◆ Written instruction:
Filter the records for lines holding the string "from".

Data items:
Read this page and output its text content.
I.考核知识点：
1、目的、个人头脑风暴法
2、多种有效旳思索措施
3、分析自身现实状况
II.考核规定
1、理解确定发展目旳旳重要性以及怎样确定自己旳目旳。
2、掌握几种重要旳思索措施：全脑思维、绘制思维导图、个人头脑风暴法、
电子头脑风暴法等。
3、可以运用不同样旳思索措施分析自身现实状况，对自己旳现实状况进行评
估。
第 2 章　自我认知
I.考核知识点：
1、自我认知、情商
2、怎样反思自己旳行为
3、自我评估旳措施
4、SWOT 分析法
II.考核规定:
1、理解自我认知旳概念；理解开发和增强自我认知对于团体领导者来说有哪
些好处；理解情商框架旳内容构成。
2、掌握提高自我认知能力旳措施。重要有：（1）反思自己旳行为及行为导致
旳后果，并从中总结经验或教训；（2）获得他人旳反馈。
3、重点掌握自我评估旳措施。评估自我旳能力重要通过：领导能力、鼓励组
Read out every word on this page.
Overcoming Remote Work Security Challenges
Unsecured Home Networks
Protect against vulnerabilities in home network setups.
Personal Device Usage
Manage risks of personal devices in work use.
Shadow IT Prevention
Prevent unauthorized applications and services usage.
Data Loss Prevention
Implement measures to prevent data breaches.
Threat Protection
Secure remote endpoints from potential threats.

==

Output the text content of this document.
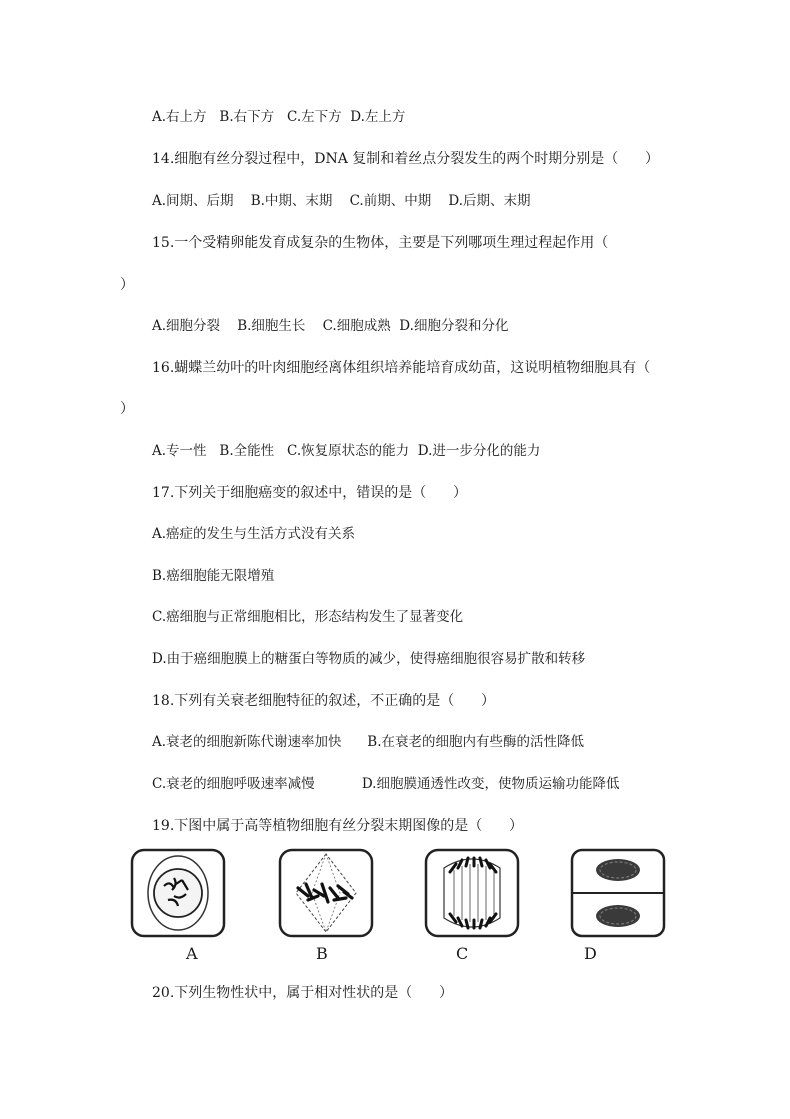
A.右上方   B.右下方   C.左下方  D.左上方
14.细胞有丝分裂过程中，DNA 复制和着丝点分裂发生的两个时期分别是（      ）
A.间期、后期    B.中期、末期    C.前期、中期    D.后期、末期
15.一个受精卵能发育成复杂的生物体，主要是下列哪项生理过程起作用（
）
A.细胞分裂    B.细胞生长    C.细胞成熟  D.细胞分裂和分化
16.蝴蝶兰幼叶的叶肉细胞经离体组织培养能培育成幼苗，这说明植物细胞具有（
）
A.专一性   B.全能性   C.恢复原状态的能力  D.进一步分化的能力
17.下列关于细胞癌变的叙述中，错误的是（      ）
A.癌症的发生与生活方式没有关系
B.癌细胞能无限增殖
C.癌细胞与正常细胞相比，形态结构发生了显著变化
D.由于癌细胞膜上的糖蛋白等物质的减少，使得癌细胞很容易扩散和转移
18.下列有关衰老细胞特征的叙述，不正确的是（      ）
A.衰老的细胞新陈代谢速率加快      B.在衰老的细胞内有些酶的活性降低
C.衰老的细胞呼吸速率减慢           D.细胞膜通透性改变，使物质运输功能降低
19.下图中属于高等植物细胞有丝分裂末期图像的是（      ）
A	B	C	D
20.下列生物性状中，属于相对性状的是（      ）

---

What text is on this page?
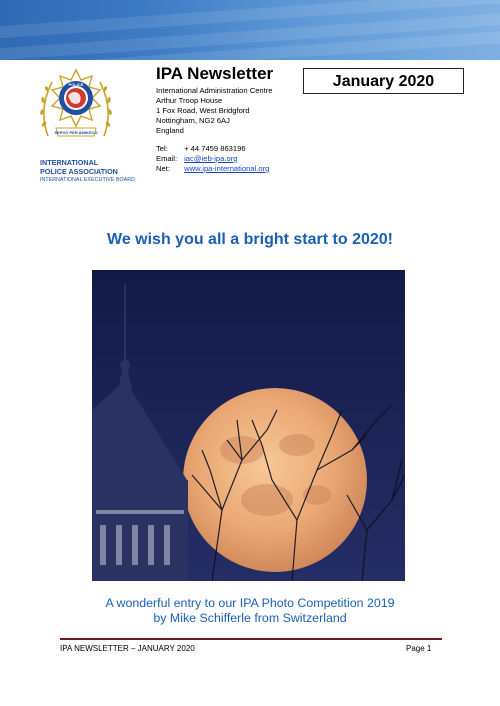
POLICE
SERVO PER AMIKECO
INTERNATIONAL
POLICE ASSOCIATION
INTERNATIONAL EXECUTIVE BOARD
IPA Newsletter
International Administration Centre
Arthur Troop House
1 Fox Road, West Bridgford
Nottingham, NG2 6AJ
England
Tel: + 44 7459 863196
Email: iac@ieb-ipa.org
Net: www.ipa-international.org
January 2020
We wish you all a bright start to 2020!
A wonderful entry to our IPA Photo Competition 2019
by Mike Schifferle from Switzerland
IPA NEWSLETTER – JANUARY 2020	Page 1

◆ Task solution:
Secure remote endpoints from potential threats.
by Mike Schifferle from Switzerland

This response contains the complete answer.